• Task input:
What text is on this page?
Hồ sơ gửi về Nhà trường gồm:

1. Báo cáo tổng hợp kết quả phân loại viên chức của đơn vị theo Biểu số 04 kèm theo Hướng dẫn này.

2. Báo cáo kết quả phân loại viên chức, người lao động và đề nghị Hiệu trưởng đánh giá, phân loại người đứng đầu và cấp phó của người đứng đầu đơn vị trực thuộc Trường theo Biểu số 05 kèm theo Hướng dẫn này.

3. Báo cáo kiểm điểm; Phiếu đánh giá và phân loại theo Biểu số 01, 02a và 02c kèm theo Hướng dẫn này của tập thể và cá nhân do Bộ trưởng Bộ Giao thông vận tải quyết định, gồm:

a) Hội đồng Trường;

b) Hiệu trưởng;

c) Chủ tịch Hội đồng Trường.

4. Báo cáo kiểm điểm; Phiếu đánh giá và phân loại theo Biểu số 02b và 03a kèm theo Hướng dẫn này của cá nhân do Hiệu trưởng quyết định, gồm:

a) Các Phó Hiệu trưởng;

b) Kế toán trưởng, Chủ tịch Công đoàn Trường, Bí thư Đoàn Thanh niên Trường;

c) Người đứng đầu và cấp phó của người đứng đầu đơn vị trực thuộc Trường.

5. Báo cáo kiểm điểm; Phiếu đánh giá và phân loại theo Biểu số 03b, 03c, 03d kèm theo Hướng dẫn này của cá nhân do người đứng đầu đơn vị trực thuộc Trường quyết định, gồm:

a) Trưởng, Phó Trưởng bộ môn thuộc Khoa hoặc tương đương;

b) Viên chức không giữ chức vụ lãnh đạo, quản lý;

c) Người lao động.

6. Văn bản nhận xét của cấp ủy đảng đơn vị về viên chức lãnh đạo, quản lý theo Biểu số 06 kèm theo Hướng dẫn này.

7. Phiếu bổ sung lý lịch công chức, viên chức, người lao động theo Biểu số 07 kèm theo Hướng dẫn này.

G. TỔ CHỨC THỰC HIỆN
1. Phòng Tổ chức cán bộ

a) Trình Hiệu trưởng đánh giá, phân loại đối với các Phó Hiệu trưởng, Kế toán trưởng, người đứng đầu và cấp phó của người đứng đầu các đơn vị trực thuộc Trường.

• Task goal: Take the listing above and write it out again exactly.

• Response for this exercise:
What text is on this page?
Hồ sơ gửi về Nhà trường gồm:

1. Báo cáo tổng hợp kết quả phân loại viên chức của đơn vị theo Biểu số 04 kèm theo Hướng dẫn này.

2. Báo cáo kết quả phân loại viên chức, người lao động và đề nghị Hiệu trưởng đánh giá, phân loại người đứng đầu và cấp phó của người đứng đầu đơn vị trực thuộc Trường theo Biểu số 05 kèm theo Hướng dẫn này.

3. Báo cáo kiểm điểm; Phiếu đánh giá và phân loại theo Biểu số 01, 02a và 02c kèm theo Hướng dẫn này của tập thể và cá nhân do Bộ trưởng Bộ Giao thông vận tải quyết định, gồm:

a) Hội đồng Trường;

b) Hiệu trưởng;

c) Chủ tịch Hội đồng Trường.

4. Báo cáo kiểm điểm; Phiếu đánh giá và phân loại theo Biểu số 02b và 03a kèm theo Hướng dẫn này của cá nhân do Hiệu trưởng quyết định, gồm:

a) Các Phó Hiệu trưởng;

b) Kế toán trưởng, Chủ tịch Công đoàn Trường, Bí thư Đoàn Thanh niên Trường;

c) Người đứng đầu và cấp phó của người đứng đầu đơn vị trực thuộc Trường.

5. Báo cáo kiểm điểm; Phiếu đánh giá và phân loại theo Biểu số 03b, 03c, 03d kèm theo Hướng dẫn này của cá nhân do người đứng đầu đơn vị trực thuộc Trường quyết định, gồm:

a) Trưởng, Phó Trưởng bộ môn thuộc Khoa hoặc tương đương;

b) Viên chức không giữ chức vụ lãnh đạo, quản lý;

c) Người lao động.

6. Văn bản nhận xét của cấp ủy đảng đơn vị về viên chức lãnh đạo, quản lý theo Biểu số 06 kèm theo Hướng dẫn này.

7. Phiếu bổ sung lý lịch công chức, viên chức, người lao động theo Biểu số 07 kèm theo Hướng dẫn này.

G. TỔ CHỨC THỰC HIỆN
1. Phòng Tổ chức cán bộ

a) Trình Hiệu trưởng đánh giá, phân loại đối với các Phó Hiệu trưởng, Kế toán trưởng, người đứng đầu và cấp phó của người đứng đầu các đơn vị trực thuộc Trường.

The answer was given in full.